→ Short task
Copy out every line that contains the word "воды".

→ Information shown
<<<<
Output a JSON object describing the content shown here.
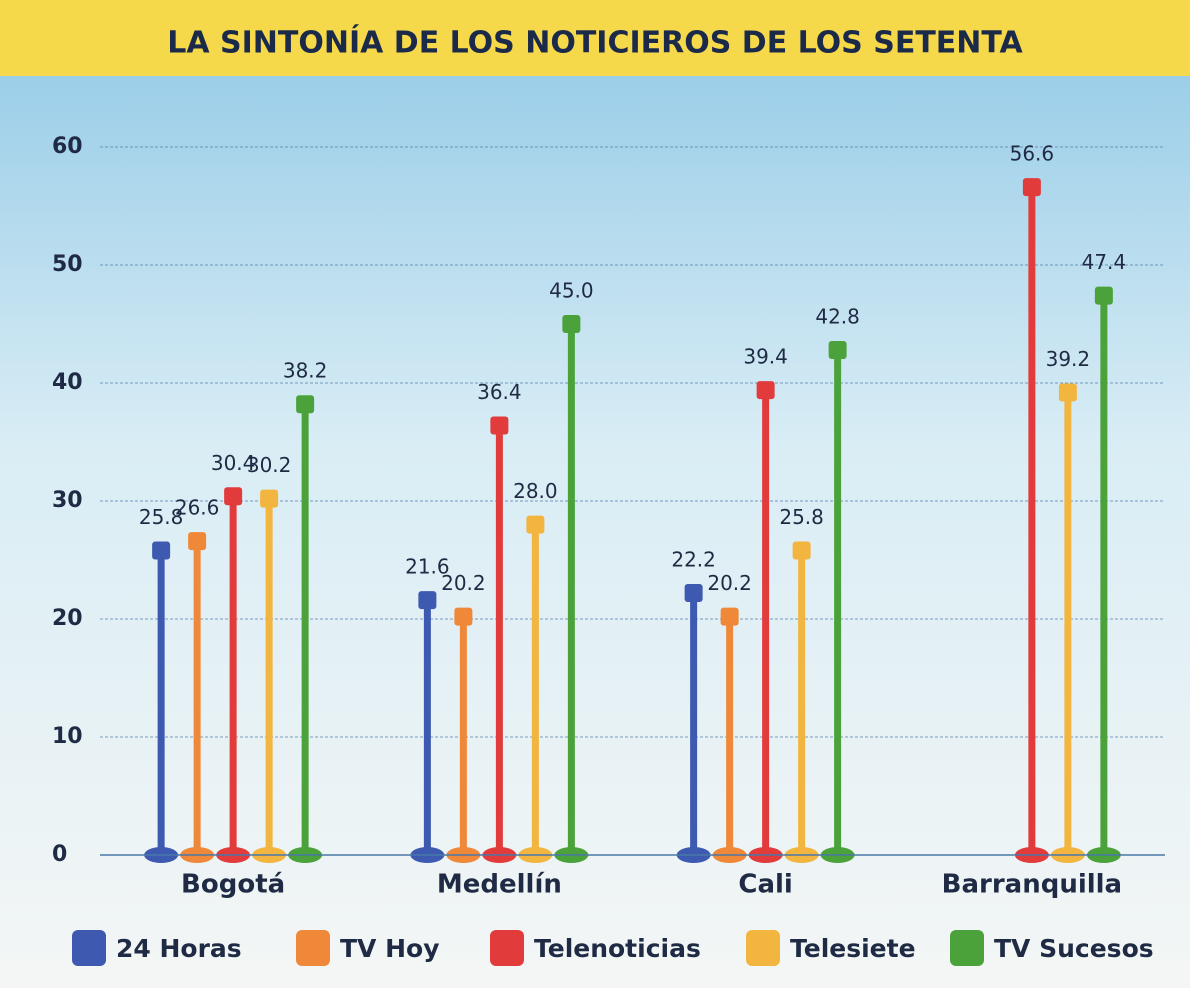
{
  "chart_data": {
    "type": "bar",
    "title": "LA SINTONÍA DE LOS NOTICIEROS DE LOS SETENTA",
    "categories": [
      "Bogotá",
      "Medellín",
      "Cali",
      "Barranquilla"
    ],
    "series": [
      {
        "name": "24 Horas",
        "color": "#3d5ab0",
        "values": [
          25.8,
          21.6,
          22.2,
          null
        ],
        "value_labels": [
          "25.8",
          "21.6",
          "22.2",
          null
        ]
      },
      {
        "name": "TV Hoy",
        "color": "#f0883a",
        "values": [
          26.6,
          20.2,
          20.2,
          null
        ],
        "value_labels": [
          "26.6",
          "20.2",
          "20.2",
          null
        ]
      },
      {
        "name": "Telenoticias",
        "color": "#e23b3b",
        "values": [
          30.4,
          36.4,
          39.4,
          56.6
        ],
        "value_labels": [
          "30.4",
          "36.4",
          "39.4",
          "56.6"
        ]
      },
      {
        "name": "Telesiete",
        "color": "#f2b540",
        "values": [
          30.2,
          28.0,
          25.8,
          39.2
        ],
        "value_labels": [
          "30.2",
          "28.0",
          "25.8",
          "39.2"
        ]
      },
      {
        "name": "TV Sucesos",
        "color": "#4ba23b",
        "values": [
          38.2,
          45.0,
          42.8,
          47.4
        ],
        "value_labels": [
          "38.2",
          "45.0",
          "42.8",
          "47.4"
        ]
      }
    ],
    "ylim": [
      0,
      60
    ],
    "yticks": [
      0,
      10,
      20,
      30,
      40,
      50,
      60
    ],
    "grid": true,
    "legend": "bottom"
  }
}
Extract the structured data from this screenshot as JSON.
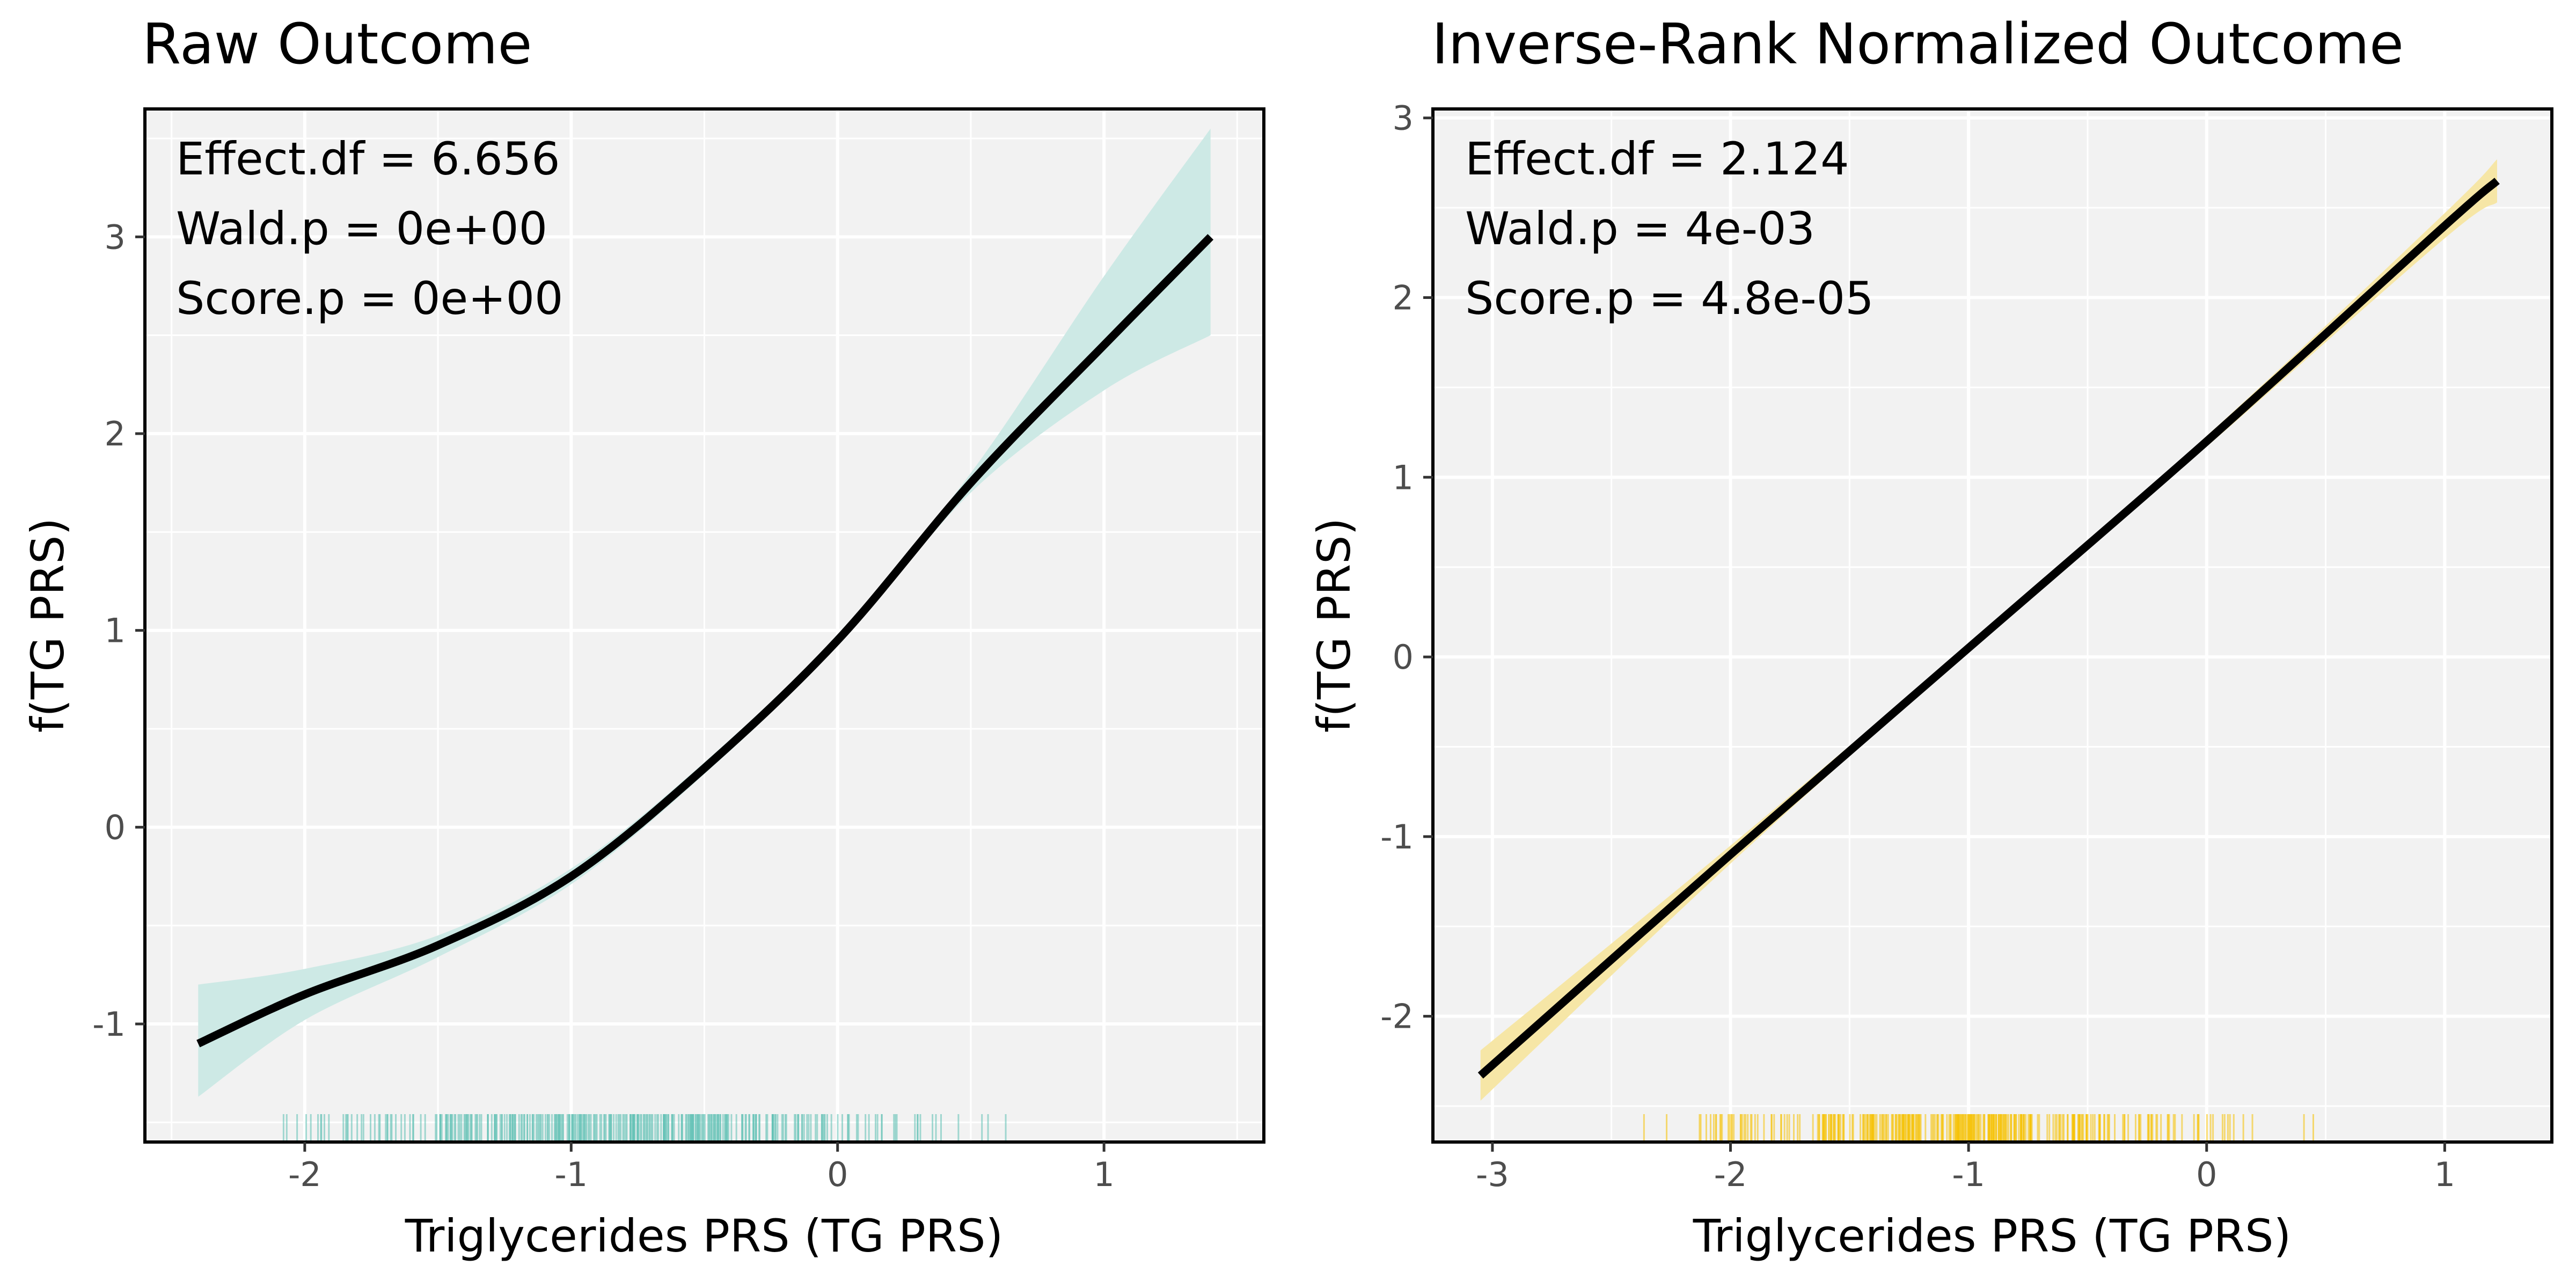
{
  "chart_data": [
    {
      "type": "line",
      "title": "Raw Outcome",
      "xlabel": "Triglycerides PRS (TG PRS)",
      "ylabel": "f(TG PRS)",
      "xlim": [
        -2.6,
        1.6
      ],
      "ylim": [
        -1.6,
        3.65
      ],
      "xticks": [
        -2,
        -1,
        0,
        1
      ],
      "yticks": [
        -1,
        0,
        1,
        2,
        3
      ],
      "xtick_labels": [
        "-2",
        "-1",
        "0",
        "1"
      ],
      "ytick_labels": [
        "-1",
        "0",
        "1",
        "2",
        "3"
      ],
      "grid": true,
      "annotations": [
        "Effect.df = 6.656",
        "Wald.p = 0e+00",
        "Score.p = 0e+00"
      ],
      "band_color": "#cde9e5",
      "rug_color": "#5bbfb3",
      "line_color": "#000000",
      "x": [
        -2.4,
        -2.0,
        -1.5,
        -1.0,
        -0.5,
        0.0,
        0.5,
        1.0,
        1.4
      ],
      "y": [
        -1.1,
        -0.85,
        -0.6,
        -0.25,
        0.3,
        0.95,
        1.75,
        2.45,
        3.0
      ],
      "ci_lower": [
        -1.37,
        -0.98,
        -0.66,
        -0.29,
        0.27,
        0.92,
        1.7,
        2.22,
        2.5
      ],
      "ci_upper": [
        -0.8,
        -0.72,
        -0.55,
        -0.21,
        0.33,
        0.98,
        1.8,
        2.8,
        3.55
      ],
      "rug_range": [
        -2.4,
        0.9
      ]
    },
    {
      "type": "line",
      "title": "Inverse-Rank Normalized Outcome",
      "xlabel": "Triglycerides PRS (TG PRS)",
      "ylabel": "f(TG PRS)",
      "xlim": [
        -3.25,
        1.45
      ],
      "ylim": [
        -2.7,
        3.05
      ],
      "xticks": [
        -3,
        -2,
        -1,
        0,
        1
      ],
      "yticks": [
        -2,
        -1,
        0,
        1,
        2,
        3
      ],
      "xtick_labels": [
        "-3",
        "-2",
        "-1",
        "0",
        "1"
      ],
      "ytick_labels": [
        "-2",
        "-1",
        "0",
        "1",
        "2",
        "3"
      ],
      "grid": true,
      "annotations": [
        "Effect.df = 2.124",
        "Wald.p = 4e-03",
        "Score.p = 4.8e-05"
      ],
      "band_color": "#f6e6a6",
      "rug_color": "#f5c100",
      "line_color": "#000000",
      "x": [
        -3.05,
        -2.0,
        -1.0,
        0.0,
        1.0,
        1.22
      ],
      "y": [
        -2.33,
        -1.1,
        0.05,
        1.2,
        2.4,
        2.65
      ],
      "ci_lower": [
        -2.47,
        -1.15,
        0.03,
        1.17,
        2.33,
        2.53
      ],
      "ci_upper": [
        -2.19,
        -1.05,
        0.07,
        1.23,
        2.47,
        2.77
      ],
      "rug_range": [
        -2.55,
        0.55
      ]
    }
  ]
}
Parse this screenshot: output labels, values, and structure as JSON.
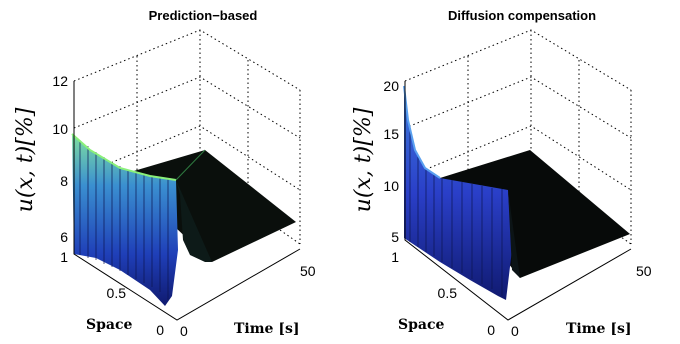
{
  "chart_data": [
    {
      "type": "surface",
      "title": "Prediction−based",
      "xlabel": "Space",
      "ylabel": "Time [s]",
      "zlabel": "u(x, t)[%]",
      "xlim": [
        0,
        1
      ],
      "ylim": [
        0,
        50
      ],
      "zlim": [
        6,
        12
      ],
      "x_ticks": [
        "1",
        "0.5",
        "0"
      ],
      "y_ticks": [
        "0",
        "50"
      ],
      "z_ticks": [
        "12",
        "10",
        "8",
        "6"
      ],
      "surface_values": {
        "initial_at_space_1": 10,
        "initial_at_space_0": 6.5,
        "steady_state": 7.5,
        "undershoot_min": 5.8
      }
    },
    {
      "type": "surface",
      "title": "Diffusion compensation",
      "xlabel": "Space",
      "ylabel": "Time [s]",
      "zlabel": "u(x, t)[%]",
      "xlim": [
        0,
        1
      ],
      "ylim": [
        0,
        50
      ],
      "zlim": [
        5,
        20
      ],
      "x_ticks": [
        "1",
        "0.5",
        "0"
      ],
      "y_ticks": [
        "0",
        "50"
      ],
      "z_ticks": [
        "20",
        "15",
        "10",
        "5"
      ],
      "surface_values": {
        "initial_at_space_1": 20,
        "initial_at_space_0": 5.5,
        "steady_state": 7,
        "undershoot_min": 4.2
      }
    }
  ]
}
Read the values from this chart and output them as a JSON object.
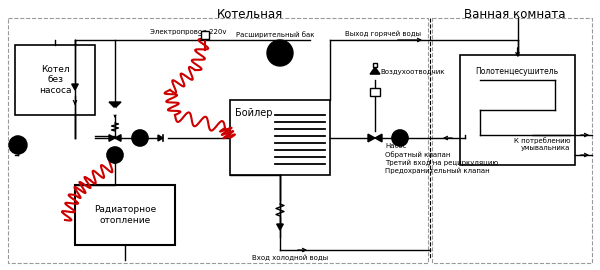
{
  "title_kotelnaya": "Котельная",
  "title_vannaya": "Ванная комната",
  "label_kotel": "Котел\nбез\nнасоса",
  "label_radiator": "Радиаторное\nотопление",
  "label_boiler": "Бойлер",
  "label_elektro": "Электропровод 220v",
  "label_rashiritel": "Расширительный бак",
  "label_vyhod": "Выход горячей воды",
  "label_vozduh": "Воздухоотводчик",
  "label_nasos": "Насос",
  "label_obratny": "Обратный клапан",
  "label_tretiy": "Третий вход на рециркуляцию",
  "label_predohranit": "Предохранительный клапан",
  "label_vhod_holod": "Вход холодной воды",
  "label_polotentsesushitel": "Полотенцесушитель",
  "label_potreblenie": "К потреблению\nумывальника",
  "bg_color": "#ffffff",
  "line_color": "#000000",
  "red_color": "#cc0000",
  "dash_color": "#999999"
}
>>>>
→ Answer to this task
  "label_vyhod": "Выход горячей воды",
  "label_vhod_holod": "Вход холодной воды",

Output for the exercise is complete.